■ WHAT YOU WILL DO ■
Extract each line bearing the word "ylabel".
-- Begin GIVEN DATA --
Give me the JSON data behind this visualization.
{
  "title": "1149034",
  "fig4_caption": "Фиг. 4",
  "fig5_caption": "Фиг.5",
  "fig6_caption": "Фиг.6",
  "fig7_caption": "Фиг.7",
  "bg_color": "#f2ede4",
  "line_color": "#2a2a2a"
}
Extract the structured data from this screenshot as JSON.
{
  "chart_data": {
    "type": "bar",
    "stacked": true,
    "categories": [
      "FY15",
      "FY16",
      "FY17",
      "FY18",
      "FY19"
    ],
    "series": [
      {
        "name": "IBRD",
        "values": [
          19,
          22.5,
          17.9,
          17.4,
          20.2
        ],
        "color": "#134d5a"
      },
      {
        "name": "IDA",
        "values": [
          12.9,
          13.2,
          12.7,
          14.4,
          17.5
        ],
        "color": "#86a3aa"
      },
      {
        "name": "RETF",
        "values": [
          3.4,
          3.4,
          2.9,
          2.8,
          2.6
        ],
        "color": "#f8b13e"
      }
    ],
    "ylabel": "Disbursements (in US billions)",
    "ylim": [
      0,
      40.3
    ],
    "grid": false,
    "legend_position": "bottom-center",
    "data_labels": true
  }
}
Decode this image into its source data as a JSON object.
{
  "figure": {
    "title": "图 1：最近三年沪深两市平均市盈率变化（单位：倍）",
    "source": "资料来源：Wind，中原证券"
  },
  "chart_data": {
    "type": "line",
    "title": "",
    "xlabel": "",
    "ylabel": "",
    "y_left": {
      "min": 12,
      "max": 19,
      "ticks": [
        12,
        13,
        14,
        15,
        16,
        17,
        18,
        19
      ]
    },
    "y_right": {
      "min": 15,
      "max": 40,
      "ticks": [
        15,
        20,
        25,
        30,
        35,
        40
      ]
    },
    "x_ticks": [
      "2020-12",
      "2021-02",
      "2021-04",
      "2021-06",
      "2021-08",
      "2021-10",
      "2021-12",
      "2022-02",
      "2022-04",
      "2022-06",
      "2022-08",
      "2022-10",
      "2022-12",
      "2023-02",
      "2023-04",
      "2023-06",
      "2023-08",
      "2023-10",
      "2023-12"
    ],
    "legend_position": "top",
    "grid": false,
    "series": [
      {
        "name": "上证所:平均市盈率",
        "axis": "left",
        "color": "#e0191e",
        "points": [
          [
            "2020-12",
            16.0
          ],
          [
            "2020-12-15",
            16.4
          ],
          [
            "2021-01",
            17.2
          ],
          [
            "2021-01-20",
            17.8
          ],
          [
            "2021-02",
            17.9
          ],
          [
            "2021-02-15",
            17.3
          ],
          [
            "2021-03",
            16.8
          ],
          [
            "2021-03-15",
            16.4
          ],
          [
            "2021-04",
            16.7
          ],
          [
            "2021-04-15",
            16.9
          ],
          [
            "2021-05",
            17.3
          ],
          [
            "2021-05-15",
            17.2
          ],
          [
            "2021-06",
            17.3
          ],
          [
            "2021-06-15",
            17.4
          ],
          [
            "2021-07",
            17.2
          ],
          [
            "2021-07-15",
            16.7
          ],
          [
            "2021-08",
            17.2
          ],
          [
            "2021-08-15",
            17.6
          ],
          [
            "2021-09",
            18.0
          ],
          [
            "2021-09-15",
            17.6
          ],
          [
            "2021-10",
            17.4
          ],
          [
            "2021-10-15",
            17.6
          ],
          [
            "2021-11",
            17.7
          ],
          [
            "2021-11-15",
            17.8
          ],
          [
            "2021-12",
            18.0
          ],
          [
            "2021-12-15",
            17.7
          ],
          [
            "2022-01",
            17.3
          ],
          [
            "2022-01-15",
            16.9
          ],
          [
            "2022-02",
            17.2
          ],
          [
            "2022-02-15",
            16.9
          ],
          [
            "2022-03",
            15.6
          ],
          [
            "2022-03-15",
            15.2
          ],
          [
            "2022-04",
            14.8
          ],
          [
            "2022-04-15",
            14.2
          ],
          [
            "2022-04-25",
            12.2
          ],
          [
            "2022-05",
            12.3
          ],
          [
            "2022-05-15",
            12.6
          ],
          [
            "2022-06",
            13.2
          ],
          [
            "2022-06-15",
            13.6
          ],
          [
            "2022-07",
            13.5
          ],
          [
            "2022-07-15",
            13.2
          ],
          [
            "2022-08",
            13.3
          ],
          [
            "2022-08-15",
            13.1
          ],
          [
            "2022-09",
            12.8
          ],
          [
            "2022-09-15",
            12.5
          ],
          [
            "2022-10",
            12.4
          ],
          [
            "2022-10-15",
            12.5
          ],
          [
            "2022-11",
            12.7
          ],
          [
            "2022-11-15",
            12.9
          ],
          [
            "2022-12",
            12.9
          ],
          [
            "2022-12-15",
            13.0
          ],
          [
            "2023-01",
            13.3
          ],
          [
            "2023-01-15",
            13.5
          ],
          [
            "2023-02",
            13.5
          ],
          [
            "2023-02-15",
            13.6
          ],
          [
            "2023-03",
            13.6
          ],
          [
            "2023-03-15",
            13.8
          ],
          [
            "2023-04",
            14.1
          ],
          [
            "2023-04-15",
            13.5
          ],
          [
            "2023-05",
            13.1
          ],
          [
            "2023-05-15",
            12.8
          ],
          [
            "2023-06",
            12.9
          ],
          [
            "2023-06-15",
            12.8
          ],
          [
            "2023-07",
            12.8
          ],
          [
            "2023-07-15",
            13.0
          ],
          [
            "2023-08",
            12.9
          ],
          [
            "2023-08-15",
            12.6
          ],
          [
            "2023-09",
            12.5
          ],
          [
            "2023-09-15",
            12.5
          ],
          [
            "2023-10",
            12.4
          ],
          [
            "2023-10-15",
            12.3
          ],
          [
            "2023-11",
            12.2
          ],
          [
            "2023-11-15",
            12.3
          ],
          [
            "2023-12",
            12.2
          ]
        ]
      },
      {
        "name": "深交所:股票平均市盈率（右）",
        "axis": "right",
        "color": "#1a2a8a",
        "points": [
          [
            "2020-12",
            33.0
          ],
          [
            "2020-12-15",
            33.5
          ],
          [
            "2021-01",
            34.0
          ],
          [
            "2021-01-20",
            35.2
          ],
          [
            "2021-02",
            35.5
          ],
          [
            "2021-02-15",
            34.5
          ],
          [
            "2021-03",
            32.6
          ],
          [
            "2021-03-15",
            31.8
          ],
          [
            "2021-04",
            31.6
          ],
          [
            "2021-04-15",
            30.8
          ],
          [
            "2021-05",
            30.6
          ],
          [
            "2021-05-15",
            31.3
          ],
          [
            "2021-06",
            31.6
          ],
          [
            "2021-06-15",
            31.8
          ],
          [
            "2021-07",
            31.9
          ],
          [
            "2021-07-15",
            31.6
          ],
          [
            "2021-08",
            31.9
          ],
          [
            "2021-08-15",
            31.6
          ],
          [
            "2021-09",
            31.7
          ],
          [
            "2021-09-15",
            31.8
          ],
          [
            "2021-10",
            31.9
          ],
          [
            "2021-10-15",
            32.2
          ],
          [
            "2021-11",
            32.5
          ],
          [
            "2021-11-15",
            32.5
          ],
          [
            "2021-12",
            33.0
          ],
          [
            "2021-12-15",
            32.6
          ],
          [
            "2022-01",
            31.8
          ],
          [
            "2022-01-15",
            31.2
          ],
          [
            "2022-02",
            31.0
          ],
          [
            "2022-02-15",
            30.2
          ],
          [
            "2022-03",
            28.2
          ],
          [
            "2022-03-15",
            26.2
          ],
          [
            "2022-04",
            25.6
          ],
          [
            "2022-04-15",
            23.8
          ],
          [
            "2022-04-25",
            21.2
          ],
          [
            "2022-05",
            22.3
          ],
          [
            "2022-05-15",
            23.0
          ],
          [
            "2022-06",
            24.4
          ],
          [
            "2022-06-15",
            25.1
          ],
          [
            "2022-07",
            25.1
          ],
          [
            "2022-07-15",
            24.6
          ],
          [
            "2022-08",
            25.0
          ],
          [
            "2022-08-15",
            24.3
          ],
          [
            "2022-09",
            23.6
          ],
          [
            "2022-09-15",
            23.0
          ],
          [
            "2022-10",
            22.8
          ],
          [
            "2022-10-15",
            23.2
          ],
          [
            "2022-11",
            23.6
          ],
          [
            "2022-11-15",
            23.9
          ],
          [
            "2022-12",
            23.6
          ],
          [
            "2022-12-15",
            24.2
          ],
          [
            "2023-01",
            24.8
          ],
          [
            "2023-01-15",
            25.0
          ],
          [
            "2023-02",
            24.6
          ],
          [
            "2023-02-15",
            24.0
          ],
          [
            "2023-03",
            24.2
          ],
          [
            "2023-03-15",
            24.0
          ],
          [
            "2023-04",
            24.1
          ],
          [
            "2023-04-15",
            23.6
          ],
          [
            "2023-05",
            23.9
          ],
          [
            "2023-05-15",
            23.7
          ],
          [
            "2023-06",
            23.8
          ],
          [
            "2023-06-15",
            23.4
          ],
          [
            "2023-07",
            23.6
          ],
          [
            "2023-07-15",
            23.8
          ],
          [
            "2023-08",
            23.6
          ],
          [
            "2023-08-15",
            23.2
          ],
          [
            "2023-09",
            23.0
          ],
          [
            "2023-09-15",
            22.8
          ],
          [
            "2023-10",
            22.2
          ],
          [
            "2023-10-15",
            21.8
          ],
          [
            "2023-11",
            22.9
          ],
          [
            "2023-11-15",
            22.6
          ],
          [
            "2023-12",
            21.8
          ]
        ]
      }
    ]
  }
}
-- End GIVEN DATA --
■ EXERCISE ANSWER ■
    "ylabel": "Disbursements (in US billions)",
    "ylabel": "",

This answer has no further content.